• Directive
Which lines hold the word "control"? Show each of them.

[Saved data entries]

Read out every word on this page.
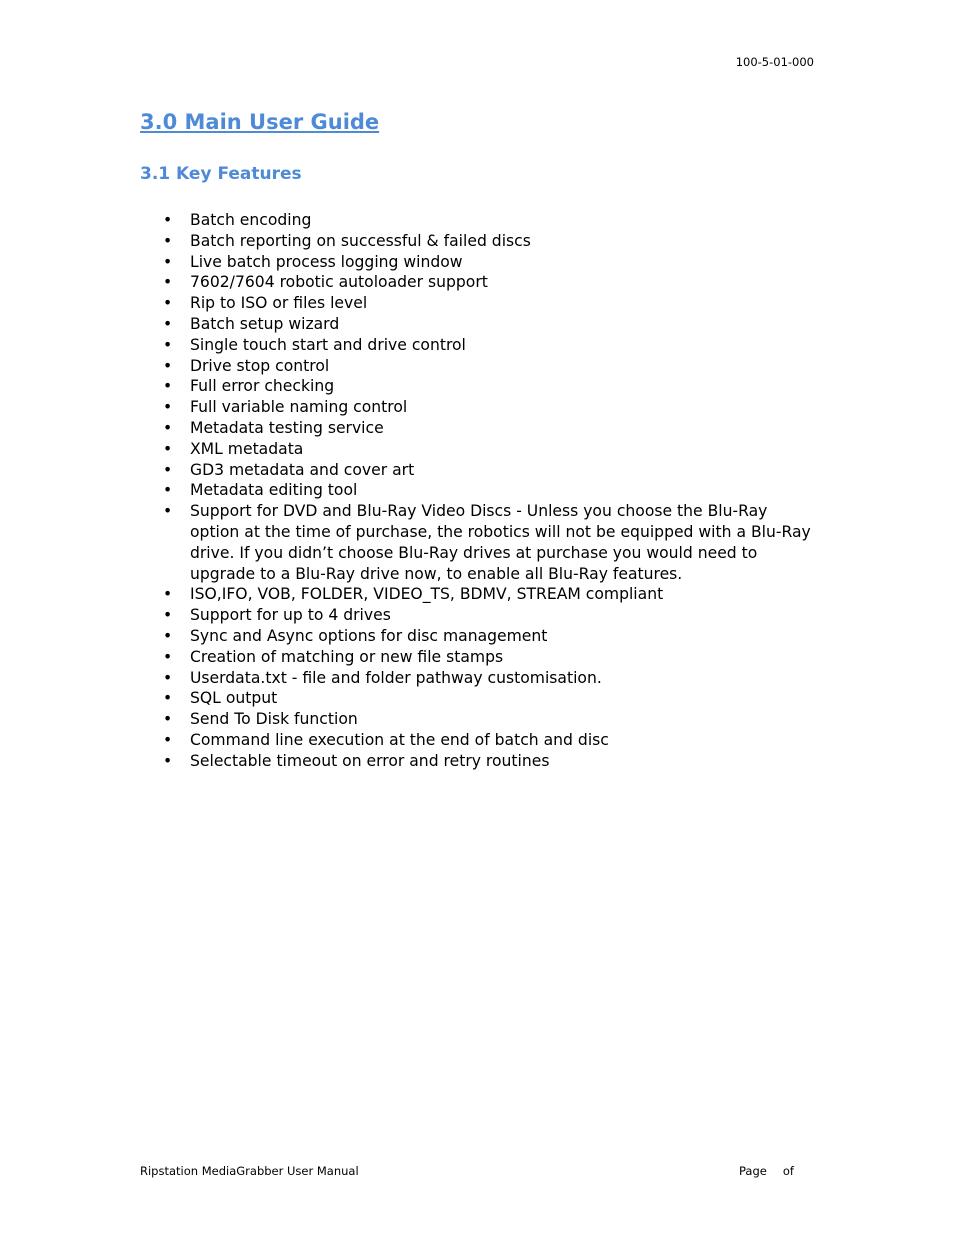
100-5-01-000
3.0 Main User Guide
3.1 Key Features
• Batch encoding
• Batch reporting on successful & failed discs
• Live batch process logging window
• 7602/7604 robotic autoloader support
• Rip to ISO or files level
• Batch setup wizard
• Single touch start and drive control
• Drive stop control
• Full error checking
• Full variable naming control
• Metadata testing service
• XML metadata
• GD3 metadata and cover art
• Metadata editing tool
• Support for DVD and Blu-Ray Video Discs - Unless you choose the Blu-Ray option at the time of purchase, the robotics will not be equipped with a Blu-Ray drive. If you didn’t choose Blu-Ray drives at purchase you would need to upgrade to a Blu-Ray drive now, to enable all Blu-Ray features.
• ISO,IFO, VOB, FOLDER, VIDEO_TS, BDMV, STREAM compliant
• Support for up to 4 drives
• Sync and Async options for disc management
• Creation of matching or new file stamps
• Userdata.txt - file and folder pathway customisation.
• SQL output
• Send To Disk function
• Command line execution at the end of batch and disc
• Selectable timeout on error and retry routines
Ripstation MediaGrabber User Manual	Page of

• The answer
• Single touch start and drive control
• Drive stop control
• Full variable naming control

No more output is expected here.